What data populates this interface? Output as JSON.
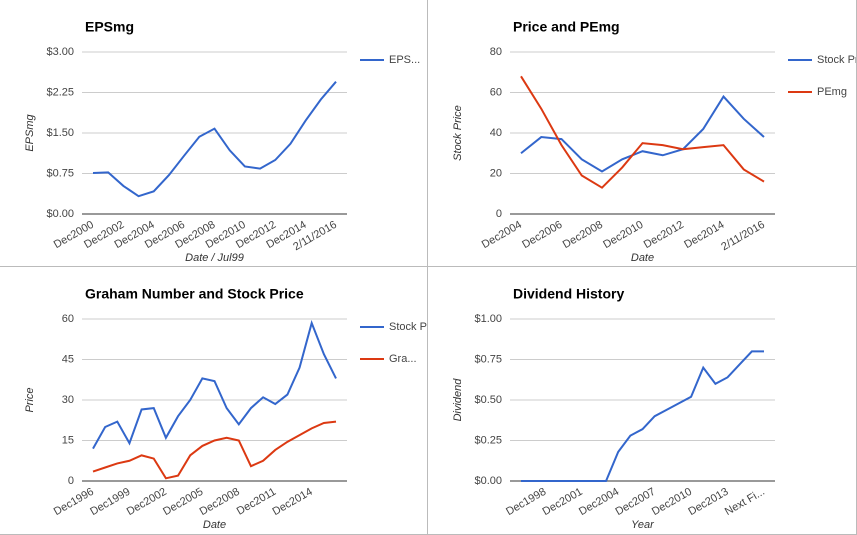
{
  "chart_data": [
    {
      "type": "line",
      "title": "EPSmg",
      "x_label": "Date / Jul99",
      "y_label": "EPSmg",
      "categories": [
        "Dec2000",
        null,
        "Dec2002",
        null,
        "Dec2004",
        null,
        "Dec2006",
        null,
        "Dec2008",
        null,
        "Dec2010",
        null,
        "Dec2012",
        null,
        "Dec2014",
        null,
        "2/11/2016"
      ],
      "series": [
        {
          "name": "EPS...",
          "color": "#3366cc",
          "values": [
            0.76,
            0.77,
            0.52,
            0.33,
            0.42,
            0.72,
            1.08,
            1.43,
            1.58,
            1.18,
            0.88,
            0.84,
            1.0,
            1.3,
            1.73,
            2.12,
            2.45
          ]
        }
      ],
      "ylim": [
        0,
        3
      ],
      "yticks": [
        {
          "value": 0,
          "label": "$0.00"
        },
        {
          "value": 0.75,
          "label": "$0.75"
        },
        {
          "value": 1.5,
          "label": "$1.50"
        },
        {
          "value": 2.25,
          "label": "$2.25"
        },
        {
          "value": 3,
          "label": "$3.00"
        }
      ],
      "grid": true,
      "legend": "right"
    },
    {
      "type": "line",
      "title": "Price and PEmg",
      "x_label": "Date",
      "y_label": "Stock Price",
      "categories": [
        "Dec2004",
        null,
        "Dec2006",
        null,
        "Dec2008",
        null,
        "Dec2010",
        null,
        "Dec2012",
        null,
        "Dec2014",
        null,
        "2/11/2016"
      ],
      "series": [
        {
          "name": "Stock Price",
          "color": "#3366cc",
          "values": [
            30,
            38,
            37,
            27,
            21,
            27,
            31,
            29,
            32,
            42,
            58,
            47,
            38
          ]
        },
        {
          "name": "PEmg",
          "color": "#dc3912",
          "values": [
            68,
            52,
            34,
            19,
            13,
            23,
            35,
            34,
            32,
            33,
            34,
            22,
            16
          ]
        }
      ],
      "ylim": [
        0,
        80
      ],
      "yticks": [
        0,
        20,
        40,
        60,
        80
      ],
      "grid": true,
      "legend": "right"
    },
    {
      "type": "line",
      "title": "Graham Number and Stock Price",
      "x_label": "Date",
      "y_label": "Price",
      "categories": [
        "Dec1996",
        null,
        null,
        "Dec1999",
        null,
        null,
        "Dec2002",
        null,
        null,
        "Dec2005",
        null,
        null,
        "Dec2008",
        null,
        null,
        "Dec2011",
        null,
        null,
        "Dec2014",
        null,
        null
      ],
      "series": [
        {
          "name": "Stock Price",
          "color": "#3366cc",
          "values": [
            12,
            20,
            22,
            14,
            26.5,
            27,
            16,
            24,
            30,
            38,
            37,
            27,
            21,
            27,
            31,
            28.5,
            32,
            42,
            58.5,
            47,
            38
          ]
        },
        {
          "name": "Gra...",
          "color": "#dc3912",
          "values": [
            3.5,
            5,
            6.5,
            7.5,
            9.5,
            8.3,
            1,
            2,
            9.5,
            13,
            15,
            16,
            15,
            5.5,
            7.5,
            11.5,
            14.5,
            17,
            19.5,
            21.5,
            22
          ]
        }
      ],
      "ylim": [
        0,
        60
      ],
      "yticks": [
        0,
        15,
        30,
        45,
        60
      ],
      "grid": true,
      "legend": "right"
    },
    {
      "type": "line",
      "title": "Dividend History",
      "x_label": "Year",
      "y_label": "Dividend",
      "categories": [
        null,
        null,
        "Dec1998",
        null,
        null,
        "Dec2001",
        null,
        null,
        "Dec2004",
        null,
        null,
        "Dec2007",
        null,
        null,
        "Dec2010",
        null,
        null,
        "Dec2013",
        null,
        null,
        "Next Fi..."
      ],
      "series": [
        {
          "name": "Dividend",
          "color": "#3366cc",
          "values": [
            0,
            0,
            0,
            0,
            0,
            0,
            0,
            0,
            0.18,
            0.28,
            0.32,
            0.4,
            0.44,
            0.48,
            0.52,
            0.7,
            0.6,
            0.64,
            0.72,
            0.8,
            0.8
          ]
        }
      ],
      "ylim": [
        0,
        1
      ],
      "yticks": [
        {
          "value": 0,
          "label": "$0.00"
        },
        {
          "value": 0.25,
          "label": "$0.25"
        },
        {
          "value": 0.5,
          "label": "$0.50"
        },
        {
          "value": 0.75,
          "label": "$0.75"
        },
        {
          "value": 1,
          "label": "$1.00"
        }
      ],
      "grid": true,
      "legend": "none"
    }
  ]
}
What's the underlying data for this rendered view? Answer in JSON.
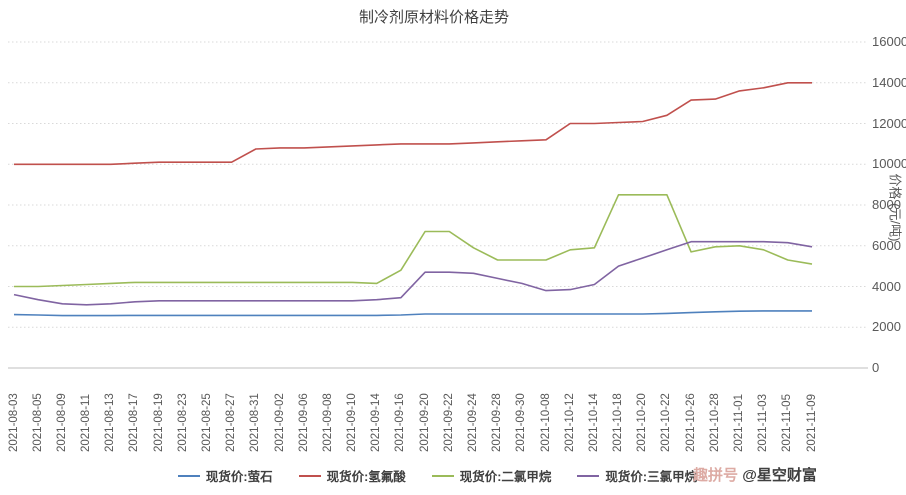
{
  "chart_data": {
    "type": "line",
    "title": "制冷剂原材料价格走势",
    "xlabel": "",
    "ylabel": "价格 (元/吨)",
    "ylim": [
      0,
      16000
    ],
    "y_ticks": [
      0,
      2000,
      4000,
      6000,
      8000,
      10000,
      12000,
      14000,
      16000
    ],
    "grid": true,
    "legend_position": "bottom",
    "x": [
      "2021-08-03",
      "2021-08-05",
      "2021-08-09",
      "2021-08-11",
      "2021-08-13",
      "2021-08-17",
      "2021-08-19",
      "2021-08-23",
      "2021-08-25",
      "2021-08-27",
      "2021-08-31",
      "2021-09-02",
      "2021-09-06",
      "2021-09-08",
      "2021-09-10",
      "2021-09-14",
      "2021-09-16",
      "2021-09-20",
      "2021-09-22",
      "2021-09-24",
      "2021-09-28",
      "2021-09-30",
      "2021-10-08",
      "2021-10-12",
      "2021-10-14",
      "2021-10-18",
      "2021-10-20",
      "2021-10-22",
      "2021-10-26",
      "2021-10-28",
      "2021-11-01",
      "2021-11-03",
      "2021-11-05",
      "2021-11-09"
    ],
    "series": [
      {
        "name": "现货价:萤石",
        "color": "#4F81BD",
        "values": [
          2620,
          2600,
          2570,
          2570,
          2570,
          2580,
          2580,
          2580,
          2580,
          2580,
          2580,
          2580,
          2580,
          2580,
          2580,
          2580,
          2600,
          2650,
          2650,
          2650,
          2650,
          2650,
          2650,
          2650,
          2650,
          2650,
          2650,
          2680,
          2720,
          2760,
          2790,
          2800,
          2800,
          2800
        ]
      },
      {
        "name": "现货价:氢氟酸",
        "color": "#C0504D",
        "values": [
          10000,
          10000,
          10000,
          10000,
          10000,
          10050,
          10100,
          10100,
          10100,
          10100,
          10750,
          10800,
          10800,
          10850,
          10900,
          10950,
          11000,
          11000,
          11000,
          11050,
          11100,
          11150,
          11200,
          12000,
          12000,
          12050,
          12100,
          12400,
          13150,
          13200,
          13600,
          13750,
          14000,
          14000
        ]
      },
      {
        "name": "现货价:二氯甲烷",
        "color": "#9BBB59",
        "values": [
          4000,
          4000,
          4050,
          4100,
          4150,
          4200,
          4200,
          4200,
          4200,
          4200,
          4200,
          4200,
          4200,
          4200,
          4200,
          4150,
          4800,
          6700,
          6700,
          5900,
          5300,
          5300,
          5300,
          5800,
          5900,
          8500,
          8500,
          8500,
          5700,
          5950,
          6000,
          5800,
          5300,
          5100
        ]
      },
      {
        "name": "现货价:三氯甲烷",
        "color": "#8064A2",
        "values": [
          3600,
          3350,
          3150,
          3100,
          3150,
          3250,
          3300,
          3300,
          3300,
          3300,
          3300,
          3300,
          3300,
          3300,
          3300,
          3350,
          3450,
          4700,
          4700,
          4650,
          4400,
          4150,
          3800,
          3850,
          4100,
          5000,
          5400,
          5800,
          6200,
          6200,
          6200,
          6200,
          6150,
          5950
        ]
      }
    ]
  },
  "axis_colors": {
    "grid": "#d9d9d9",
    "axis_line": "#bfbfbf",
    "tick_text": "#595959"
  },
  "watermark": {
    "badge": "趣拼号",
    "badge_color": "#ddaba4",
    "handle": "@星空财富",
    "handle_color": "#3f3f3f"
  }
}
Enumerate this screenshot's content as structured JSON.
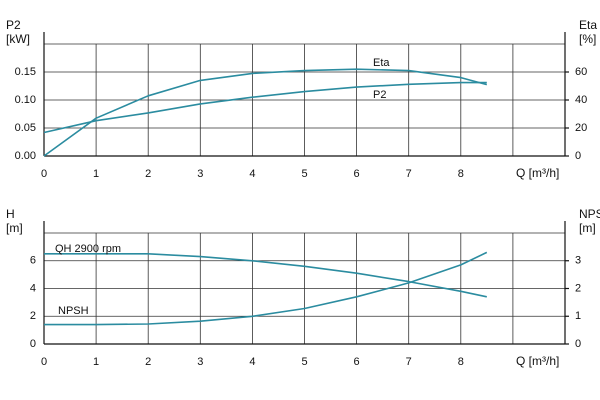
{
  "chart_data": [
    {
      "type": "line",
      "xlabel": "Q [m³/h]",
      "ylabel": [
        "P2",
        "[kW]"
      ],
      "y2label": [
        "Eta",
        "[%]"
      ],
      "x": [
        0,
        1,
        2,
        3,
        4,
        5,
        6,
        7,
        8,
        8.5
      ],
      "xlim": [
        0,
        10
      ],
      "xticks": [
        0,
        1,
        2,
        3,
        4,
        5,
        6,
        7,
        8
      ],
      "ylim": [
        0,
        0.2
      ],
      "yticks": [
        {
          "value": 0,
          "label": "0.00"
        },
        0.05,
        {
          "value": 0.1,
          "label": "0.10"
        },
        0.15
      ],
      "y2lim": [
        0,
        80
      ],
      "y2ticks": [
        0,
        20,
        40,
        60
      ],
      "grid": true,
      "series": [
        {
          "name": "Eta",
          "color": "#2b8ca0",
          "axis": "y2",
          "values": [
            0,
            27,
            43,
            54,
            59,
            61,
            62,
            61,
            56,
            51
          ]
        },
        {
          "name": "P2",
          "color": "#2b8ca0",
          "values": [
            0.042,
            0.063,
            0.077,
            0.093,
            0.105,
            0.115,
            0.123,
            0.128,
            0.131,
            0.131
          ]
        }
      ]
    },
    {
      "type": "line",
      "xlabel": "Q [m³/h]",
      "ylabel": [
        "H",
        "[m]"
      ],
      "y2label": [
        "NPSH",
        "[m]"
      ],
      "x": [
        0,
        1,
        2,
        3,
        4,
        5,
        6,
        7,
        8,
        8.5
      ],
      "xlim": [
        0,
        10
      ],
      "xticks": [
        0,
        1,
        2,
        3,
        4,
        5,
        6,
        7,
        8
      ],
      "ylim": [
        0,
        8
      ],
      "yticks": [
        0,
        2,
        4,
        6
      ],
      "y2lim": [
        0,
        4
      ],
      "y2ticks": [
        0,
        1,
        2,
        3
      ],
      "grid": true,
      "series": [
        {
          "name": "QH 2900 rpm",
          "color": "#2b8ca0",
          "values": [
            6.5,
            6.5,
            6.5,
            6.3,
            6.0,
            5.6,
            5.1,
            4.5,
            3.8,
            3.4
          ]
        },
        {
          "name": "NPSH",
          "color": "#2b8ca0",
          "axis": "y2",
          "values": [
            0.7,
            0.7,
            0.72,
            0.82,
            1.0,
            1.28,
            1.7,
            2.2,
            2.85,
            3.3
          ]
        }
      ]
    }
  ]
}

EXERCISE AIM: Take every line that includes the string "title" and copy it.

FULL OUTPUT:
      "title": "EPSmg",
      "title": "Price and PEmg",
      "title": "Graham Number and Stock Price",
      "title": "Dividend History",
    "title": "制冷剂原材料价格走势",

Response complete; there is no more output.